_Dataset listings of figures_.
start

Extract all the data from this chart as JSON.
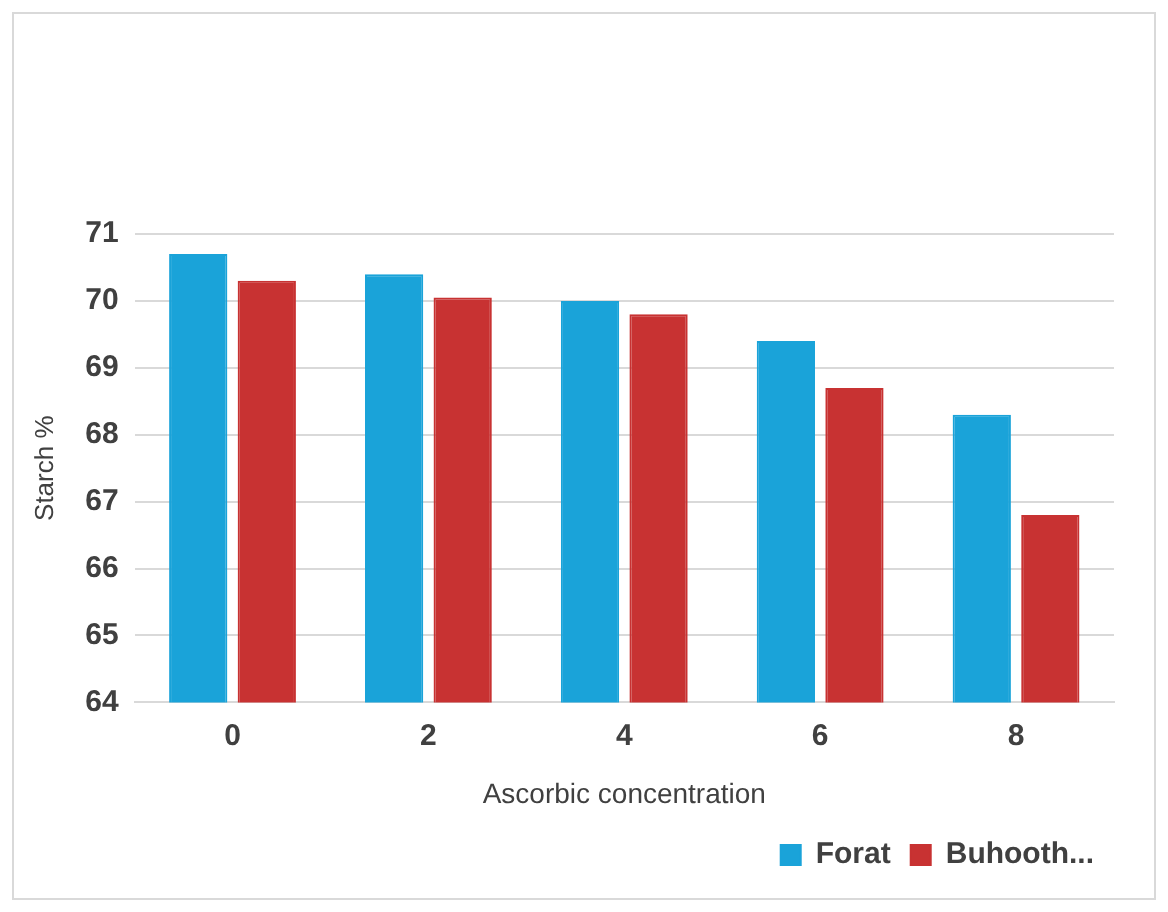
{
  "chart_data": {
    "type": "bar",
    "xlabel": "Ascorbic concentration",
    "ylabel": "Starch %",
    "categories": [
      "0",
      "2",
      "4",
      "6",
      "8"
    ],
    "series": [
      {
        "name": "Forat",
        "color": "#1aa3d9",
        "values": [
          70.7,
          70.4,
          70.0,
          69.4,
          68.3
        ]
      },
      {
        "name": "Buhooth...",
        "color": "#c83232",
        "values": [
          70.3,
          70.05,
          69.8,
          68.7,
          66.8
        ]
      }
    ],
    "ylim": [
      64,
      71
    ],
    "yticks": [
      64,
      65,
      66,
      67,
      68,
      69,
      70,
      71
    ],
    "grid": "y",
    "legend": "bottom right"
  }
}
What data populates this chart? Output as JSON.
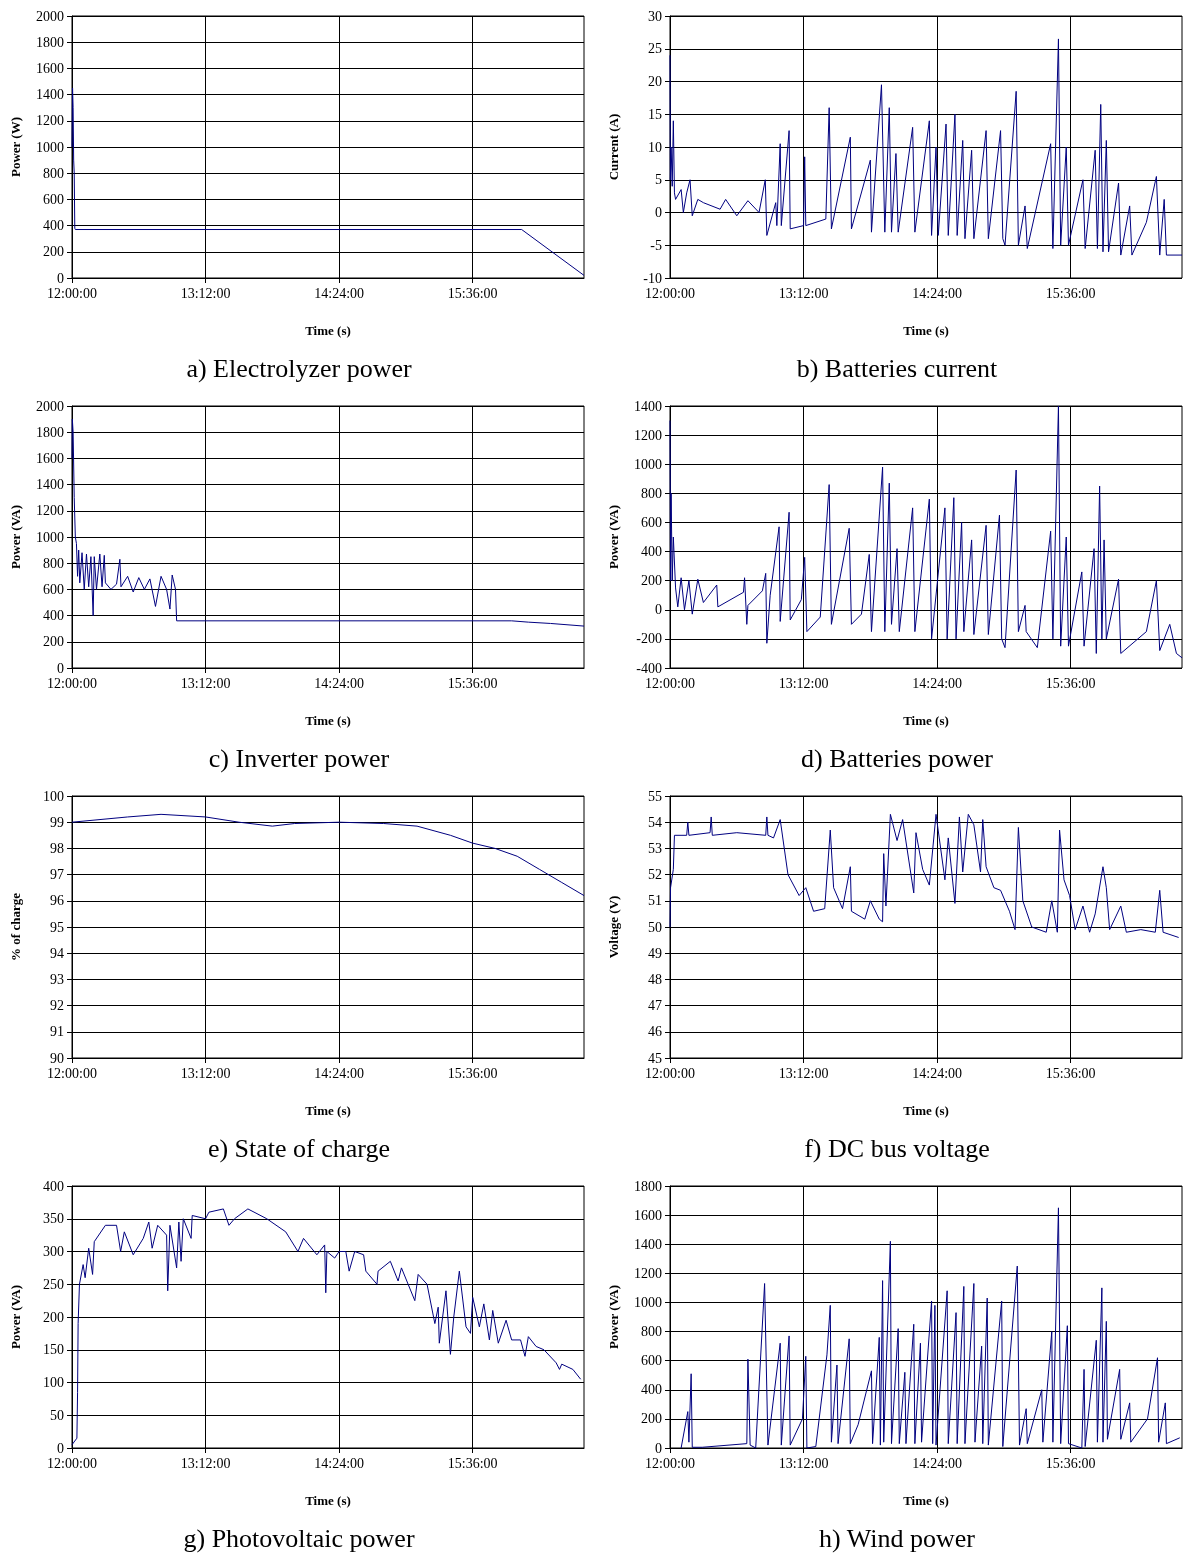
{
  "chart_data": [
    {
      "type": "line",
      "title": "a) Electrolyzer power",
      "xlabel": "Time (s)",
      "ylabel": "Power (W)",
      "color": "#000080",
      "grid": true,
      "xlim": [
        12,
        16.6
      ],
      "xticks": [
        {
          "value": 12,
          "label": "12:00:00"
        },
        {
          "value": 13.2,
          "label": "13:12:00"
        },
        {
          "value": 14.4,
          "label": "14:24:00"
        },
        {
          "value": 15.6,
          "label": "15:36:00"
        }
      ],
      "ylim": [
        0,
        2000
      ],
      "yticks": [
        0,
        200,
        400,
        600,
        800,
        1000,
        1200,
        1400,
        1600,
        1800,
        2000
      ],
      "x": [
        12,
        12.005,
        12.01,
        12.015,
        12.02,
        12.025,
        12.03,
        16.04,
        16.6
      ],
      "values": [
        1000,
        1450,
        1300,
        900,
        800,
        380,
        370,
        370,
        20
      ]
    },
    {
      "type": "line",
      "title": "b) Batteries current",
      "xlabel": "Time (s)",
      "ylabel": "Current (A)",
      "color": "#000080",
      "grid": true,
      "xlim": [
        12,
        16.6
      ],
      "xticks": [
        {
          "value": 12,
          "label": "12:00:00"
        },
        {
          "value": 13.2,
          "label": "13:12:00"
        },
        {
          "value": 14.4,
          "label": "14:24:00"
        },
        {
          "value": 15.6,
          "label": "15:36:00"
        }
      ],
      "ylim": [
        -10,
        30
      ],
      "yticks": [
        -10,
        -5,
        0,
        5,
        10,
        15,
        20,
        25,
        30
      ],
      "x": [
        12,
        12.003,
        12.01,
        12.02,
        12.03,
        12.04,
        12.05,
        12.1,
        12.12,
        12.15,
        12.18,
        12.2,
        12.25,
        12.3,
        12.45,
        12.5,
        12.6,
        12.7,
        12.8,
        12.856,
        12.87,
        12.95,
        12.96,
        12.99,
        13,
        13.07,
        13.08,
        13.2,
        13.21,
        13.22,
        13.4,
        13.43,
        13.45,
        13.62,
        13.63,
        13.8,
        13.81,
        13.9,
        13.93,
        13.97,
        13.99,
        14.03,
        14.05,
        14.18,
        14.2,
        14.33,
        14.35,
        14.39,
        14.41,
        14.48,
        14.5,
        14.56,
        14.58,
        14.63,
        14.65,
        14.71,
        14.73,
        14.84,
        14.86,
        14.97,
        14.99,
        15.01,
        15.11,
        15.13,
        15.19,
        15.21,
        15.42,
        15.44,
        15.49,
        15.51,
        15.56,
        15.58,
        15.71,
        15.73,
        15.82,
        15.84,
        15.87,
        15.89,
        15.92,
        15.94,
        16.03,
        16.05,
        16.13,
        16.15,
        16.28,
        16.37,
        16.4,
        16.44,
        16.46,
        16.6
      ],
      "values": [
        24,
        5,
        10,
        4,
        14,
        3,
        2,
        3.5,
        0,
        3,
        5,
        -0.5,
        2,
        1.5,
        0.5,
        2,
        -0.5,
        1.8,
        0,
        5,
        -3.5,
        1.5,
        -2,
        10.5,
        -2,
        12.5,
        -2.5,
        -2,
        8.5,
        -2,
        -1,
        16,
        -2.5,
        11.5,
        -2.5,
        8,
        -3,
        19.5,
        -3,
        16,
        -3,
        9,
        -3,
        13,
        -3,
        14,
        -3.5,
        10,
        -3.5,
        13.5,
        -3.5,
        15,
        -3.5,
        11,
        -4,
        9.5,
        -4,
        12.5,
        -4,
        12.5,
        -4,
        -5,
        18.5,
        -5,
        1,
        -5.5,
        10.5,
        -5.5,
        26.5,
        -5,
        10,
        -5,
        5,
        -5.5,
        9.5,
        -5.5,
        16.5,
        -6,
        11,
        -6,
        4.5,
        -6.5,
        1,
        -6.5,
        -1.5,
        5.5,
        -6.5,
        2,
        -6.5,
        -6.5
      ]
    },
    {
      "type": "line",
      "title": "c) Inverter power",
      "xlabel": "Time (s)",
      "ylabel": "Power (VA)",
      "color": "#000080",
      "grid": true,
      "xlim": [
        12,
        16.6
      ],
      "xticks": [
        {
          "value": 12,
          "label": "12:00:00"
        },
        {
          "value": 13.2,
          "label": "13:12:00"
        },
        {
          "value": 14.4,
          "label": "14:24:00"
        },
        {
          "value": 15.6,
          "label": "15:36:00"
        }
      ],
      "ylim": [
        0,
        2000
      ],
      "yticks": [
        0,
        200,
        400,
        600,
        800,
        1000,
        1200,
        1400,
        1600,
        1800,
        2000
      ],
      "x": [
        12,
        12.003,
        12.01,
        12.02,
        12.03,
        12.04,
        12.05,
        12.06,
        12.07,
        12.09,
        12.11,
        12.13,
        12.15,
        12.17,
        12.19,
        12.2,
        12.22,
        12.25,
        12.27,
        12.29,
        12.3,
        12.35,
        12.4,
        12.43,
        12.44,
        12.5,
        12.55,
        12.6,
        12.65,
        12.7,
        12.75,
        12.8,
        12.85,
        12.88,
        12.9,
        12.93,
        12.94,
        15.95,
        16.1,
        16.3,
        16.6
      ],
      "values": [
        1600,
        1900,
        1800,
        1300,
        1000,
        950,
        700,
        900,
        650,
        880,
        600,
        870,
        620,
        850,
        400,
        850,
        600,
        870,
        620,
        860,
        650,
        600,
        640,
        830,
        620,
        700,
        580,
        690,
        600,
        680,
        470,
        700,
        600,
        450,
        710,
        600,
        360,
        360,
        350,
        340,
        320
      ]
    },
    {
      "type": "line",
      "title": "d) Batteries power",
      "xlabel": "Time (s)",
      "ylabel": "Power (VA)",
      "color": "#000080",
      "grid": true,
      "xlim": [
        12,
        16.6
      ],
      "xticks": [
        {
          "value": 12,
          "label": "12:00:00"
        },
        {
          "value": 13.2,
          "label": "13:12:00"
        },
        {
          "value": 14.4,
          "label": "14:24:00"
        },
        {
          "value": 15.6,
          "label": "15:36:00"
        }
      ],
      "ylim": [
        -400,
        1400
      ],
      "yticks": [
        -400,
        -200,
        0,
        200,
        400,
        600,
        800,
        1000,
        1200,
        1400
      ],
      "x": [
        12,
        12.005,
        12.01,
        12.02,
        12.03,
        12.05,
        12.07,
        12.1,
        12.13,
        12.17,
        12.2,
        12.25,
        12.3,
        12.42,
        12.43,
        12.66,
        12.67,
        12.69,
        12.7,
        12.83,
        12.86,
        12.87,
        12.9,
        12.98,
        12.99,
        13.07,
        13.08,
        13.18,
        13.21,
        13.23,
        13.35,
        13.43,
        13.45,
        13.61,
        13.63,
        13.72,
        13.79,
        13.81,
        13.91,
        13.93,
        13.97,
        13.99,
        14.04,
        14.06,
        14.18,
        14.2,
        14.33,
        14.35,
        14.47,
        14.49,
        14.55,
        14.57,
        14.62,
        14.64,
        14.71,
        14.73,
        14.84,
        14.86,
        14.96,
        14.98,
        15.01,
        15.11,
        15.13,
        15.19,
        15.2,
        15.3,
        15.42,
        15.44,
        15.49,
        15.51,
        15.56,
        15.58,
        15.7,
        15.72,
        15.81,
        15.83,
        15.86,
        15.88,
        15.9,
        15.92,
        16.03,
        16.05,
        16.28,
        16.37,
        16.4,
        16.49,
        16.55,
        16.6
      ],
      "values": [
        1300,
        200,
        800,
        200,
        500,
        150,
        20,
        220,
        0,
        200,
        -30,
        210,
        50,
        170,
        20,
        120,
        220,
        -100,
        30,
        130,
        250,
        -230,
        100,
        570,
        -80,
        670,
        -70,
        70,
        360,
        -150,
        -50,
        860,
        -100,
        560,
        -100,
        -30,
        380,
        -150,
        980,
        -150,
        870,
        -100,
        420,
        -150,
        700,
        -150,
        760,
        -200,
        700,
        -200,
        770,
        -200,
        600,
        -150,
        480,
        -170,
        580,
        -170,
        650,
        -200,
        -260,
        960,
        -150,
        30,
        -150,
        -260,
        540,
        -200,
        1400,
        -250,
        500,
        -250,
        260,
        -250,
        420,
        -300,
        850,
        -200,
        480,
        -200,
        210,
        -300,
        -150,
        200,
        -280,
        -100,
        -300,
        -330
      ]
    },
    {
      "type": "line",
      "title": "e) State of charge",
      "xlabel": "Time (s)",
      "ylabel": "% of charge",
      "color": "#000080",
      "grid": true,
      "xlim": [
        12,
        16.6
      ],
      "xticks": [
        {
          "value": 12,
          "label": "12:00:00"
        },
        {
          "value": 13.2,
          "label": "13:12:00"
        },
        {
          "value": 14.4,
          "label": "14:24:00"
        },
        {
          "value": 15.6,
          "label": "15:36:00"
        }
      ],
      "ylim": [
        90,
        100
      ],
      "yticks": [
        90,
        91,
        92,
        93,
        94,
        95,
        96,
        97,
        98,
        99,
        100
      ],
      "x": [
        12,
        12.5,
        12.8,
        13.2,
        13.5,
        13.8,
        14,
        14.4,
        14.8,
        15.1,
        15.4,
        15.6,
        15.8,
        16,
        16.2,
        16.4,
        16.6
      ],
      "values": [
        99,
        99.2,
        99.3,
        99.2,
        99,
        98.85,
        98.95,
        99,
        98.95,
        98.85,
        98.5,
        98.2,
        98,
        97.7,
        97.2,
        96.7,
        96.2
      ]
    },
    {
      "type": "line",
      "title": "f) DC bus voltage",
      "xlabel": "Time (s)",
      "ylabel": "Voltage (V)",
      "color": "#000080",
      "grid": true,
      "xlim": [
        12,
        16.6
      ],
      "xticks": [
        {
          "value": 12,
          "label": "12:00:00"
        },
        {
          "value": 13.2,
          "label": "13:12:00"
        },
        {
          "value": 14.4,
          "label": "14:24:00"
        },
        {
          "value": 15.6,
          "label": "15:36:00"
        }
      ],
      "ylim": [
        45,
        55
      ],
      "yticks": [
        45,
        46,
        47,
        48,
        49,
        50,
        51,
        52,
        53,
        54,
        55
      ],
      "x": [
        12,
        12.005,
        12.03,
        12.04,
        12.15,
        12.16,
        12.17,
        12.36,
        12.37,
        12.38,
        12.6,
        12.86,
        12.87,
        12.88,
        12.93,
        12.99,
        13.06,
        13.16,
        13.22,
        13.29,
        13.39,
        13.44,
        13.47,
        13.55,
        13.62,
        13.63,
        13.75,
        13.8,
        13.88,
        13.91,
        13.92,
        13.94,
        13.98,
        14.04,
        14.09,
        14.19,
        14.21,
        14.27,
        14.33,
        14.39,
        14.47,
        14.5,
        14.56,
        14.6,
        14.63,
        14.68,
        14.73,
        14.79,
        14.81,
        14.84,
        14.91,
        14.97,
        15.05,
        15.1,
        15.13,
        15.17,
        15.25,
        15.38,
        15.43,
        15.48,
        15.5,
        15.54,
        15.59,
        15.64,
        15.71,
        15.77,
        15.82,
        15.89,
        15.92,
        15.95,
        16.05,
        16.1,
        16.23,
        16.36,
        16.4,
        16.43,
        16.57
      ],
      "values": [
        50,
        51.5,
        52.2,
        53.5,
        53.5,
        54,
        53.5,
        53.6,
        54.2,
        53.5,
        53.6,
        53.5,
        54.2,
        53.5,
        53.4,
        54.1,
        52,
        51.2,
        51.5,
        50.6,
        50.7,
        53.7,
        51.5,
        50.7,
        52.3,
        50.6,
        50.3,
        51,
        50.3,
        50.2,
        52.8,
        50.8,
        54.3,
        53.3,
        54.1,
        51.3,
        53.6,
        52.2,
        51.6,
        54.3,
        51.8,
        53.4,
        50.9,
        54.2,
        52.1,
        54.3,
        53.9,
        52.1,
        54.1,
        52.3,
        51.5,
        51.4,
        50.6,
        49.9,
        53.8,
        51,
        50,
        49.8,
        51,
        49.8,
        53.7,
        51.8,
        51.2,
        49.9,
        50.8,
        49.8,
        50.5,
        52.3,
        51.5,
        49.9,
        50.8,
        49.8,
        49.9,
        49.8,
        51.4,
        49.8,
        49.6
      ]
    },
    {
      "type": "line",
      "title": "g) Photovoltaic power",
      "xlabel": "Time (s)",
      "ylabel": "Power (VA)",
      "color": "#000080",
      "grid": true,
      "xlim": [
        12,
        16.6
      ],
      "xticks": [
        {
          "value": 12,
          "label": "12:00:00"
        },
        {
          "value": 13.2,
          "label": "13:12:00"
        },
        {
          "value": 14.4,
          "label": "14:24:00"
        },
        {
          "value": 15.6,
          "label": "15:36:00"
        }
      ],
      "ylim": [
        0,
        400
      ],
      "yticks": [
        0,
        50,
        100,
        150,
        200,
        250,
        300,
        350,
        400
      ],
      "x": [
        12,
        12.044,
        12.05,
        12.055,
        12.067,
        12.1,
        12.118,
        12.15,
        12.185,
        12.2,
        12.3,
        12.4,
        12.437,
        12.47,
        12.55,
        12.64,
        12.69,
        12.72,
        12.77,
        12.85,
        12.86,
        12.88,
        12.94,
        12.96,
        12.98,
        13,
        13.07,
        13.08,
        13.2,
        13.23,
        13.36,
        13.41,
        13.46,
        13.58,
        13.75,
        13.92,
        14.03,
        14.08,
        14.2,
        14.27,
        14.28,
        14.29,
        14.36,
        14.4,
        14.46,
        14.49,
        14.54,
        14.62,
        14.64,
        14.74,
        14.75,
        14.86,
        14.93,
        14.96,
        15.08,
        15.11,
        15.19,
        15.26,
        15.29,
        15.3,
        15.36,
        15.4,
        15.43,
        15.48,
        15.54,
        15.58,
        15.6,
        15.66,
        15.7,
        15.75,
        15.78,
        15.83,
        15.9,
        15.95,
        16.03,
        16.07,
        16.1,
        16.17,
        16.24,
        16.35,
        16.38,
        16.4,
        16.5,
        16.57
      ],
      "values": [
        5,
        15,
        85,
        190,
        250,
        280,
        260,
        305,
        265,
        315,
        340,
        340,
        300,
        330,
        295,
        320,
        345,
        305,
        340,
        325,
        240,
        340,
        275,
        345,
        285,
        350,
        320,
        355,
        350,
        360,
        365,
        340,
        350,
        365,
        350,
        330,
        300,
        320,
        295,
        310,
        237,
        300,
        290,
        300,
        300,
        270,
        300,
        295,
        270,
        250,
        270,
        285,
        255,
        275,
        225,
        265,
        250,
        190,
        215,
        160,
        240,
        143,
        200,
        270,
        185,
        175,
        230,
        185,
        220,
        165,
        210,
        160,
        195,
        165,
        165,
        140,
        170,
        155,
        150,
        130,
        120,
        128,
        120,
        105
      ]
    },
    {
      "type": "line",
      "title": "h) Wind power",
      "xlabel": "Time (s)",
      "ylabel": "Power (VA)",
      "color": "#000080",
      "grid": true,
      "xlim": [
        12,
        16.6
      ],
      "xticks": [
        {
          "value": 12,
          "label": "12:00:00"
        },
        {
          "value": 13.2,
          "label": "13:12:00"
        },
        {
          "value": 14.4,
          "label": "14:24:00"
        },
        {
          "value": 15.6,
          "label": "15:36:00"
        }
      ],
      "ylim": [
        0,
        1800
      ],
      "yticks": [
        0,
        200,
        400,
        600,
        800,
        1000,
        1200,
        1400,
        1600,
        1800
      ],
      "x": [
        12.1,
        12.16,
        12.17,
        12.19,
        12.2,
        12.29,
        12.69,
        12.7,
        12.72,
        12.77,
        12.85,
        12.88,
        12.99,
        13,
        13.07,
        13.08,
        13.19,
        13.22,
        13.23,
        13.31,
        13.41,
        13.44,
        13.45,
        13.5,
        13.51,
        13.61,
        13.62,
        13.69,
        13.81,
        13.82,
        13.88,
        13.89,
        13.91,
        13.92,
        13.98,
        13.99,
        14.05,
        14.06,
        14.11,
        14.12,
        14.19,
        14.2,
        14.25,
        14.26,
        14.35,
        14.36,
        14.38,
        14.39,
        14.49,
        14.5,
        14.57,
        14.58,
        14.64,
        14.65,
        14.73,
        14.74,
        14.8,
        14.81,
        14.85,
        14.86,
        14.98,
        14.99,
        15.12,
        15.14,
        15.2,
        15.21,
        15.34,
        15.35,
        15.43,
        15.44,
        15.49,
        15.51,
        15.57,
        15.58,
        15.7,
        15.72,
        15.73,
        15.83,
        15.84,
        15.88,
        15.89,
        15.92,
        15.93,
        16.04,
        16.05,
        16.13,
        16.14,
        16.29,
        16.38,
        16.39,
        16.45,
        16.46,
        16.58
      ],
      "values": [
        0,
        250,
        40,
        510,
        5,
        5,
        30,
        610,
        20,
        0,
        1130,
        20,
        720,
        20,
        770,
        20,
        200,
        630,
        0,
        10,
        640,
        980,
        40,
        570,
        30,
        750,
        30,
        160,
        530,
        30,
        760,
        20,
        1150,
        40,
        1420,
        30,
        820,
        30,
        520,
        30,
        850,
        30,
        720,
        40,
        1010,
        30,
        980,
        20,
        1080,
        30,
        930,
        30,
        1110,
        30,
        1130,
        40,
        700,
        30,
        1030,
        20,
        1010,
        10,
        1250,
        20,
        270,
        30,
        400,
        40,
        800,
        40,
        1650,
        30,
        840,
        30,
        0,
        540,
        10,
        740,
        40,
        1100,
        40,
        870,
        60,
        540,
        60,
        310,
        40,
        200,
        620,
        40,
        310,
        30,
        70
      ]
    }
  ]
}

end

_Given request_. Pull out all lines of the data with the string "Batteries".

_The output_.
      "title": "b) Batteries current",
      "title": "d) Batteries power",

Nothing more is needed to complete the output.